Collected data entries
# # # # #

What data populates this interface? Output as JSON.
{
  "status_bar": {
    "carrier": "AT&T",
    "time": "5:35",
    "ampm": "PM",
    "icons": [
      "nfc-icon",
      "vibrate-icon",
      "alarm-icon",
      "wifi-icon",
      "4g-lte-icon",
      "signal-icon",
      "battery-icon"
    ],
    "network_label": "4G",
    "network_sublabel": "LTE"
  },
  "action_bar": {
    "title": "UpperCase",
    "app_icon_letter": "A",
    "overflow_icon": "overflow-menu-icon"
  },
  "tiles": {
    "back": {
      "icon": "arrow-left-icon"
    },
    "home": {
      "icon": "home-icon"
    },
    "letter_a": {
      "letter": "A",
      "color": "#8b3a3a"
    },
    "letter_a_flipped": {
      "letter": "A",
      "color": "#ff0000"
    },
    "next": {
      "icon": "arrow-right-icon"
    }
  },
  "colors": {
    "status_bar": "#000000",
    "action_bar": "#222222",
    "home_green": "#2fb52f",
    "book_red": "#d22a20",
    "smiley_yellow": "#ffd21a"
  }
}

# # # # #

→ What this task involves
Say how many lines include the word "arrow"; reply with the number alone.

→ Exercise solution
2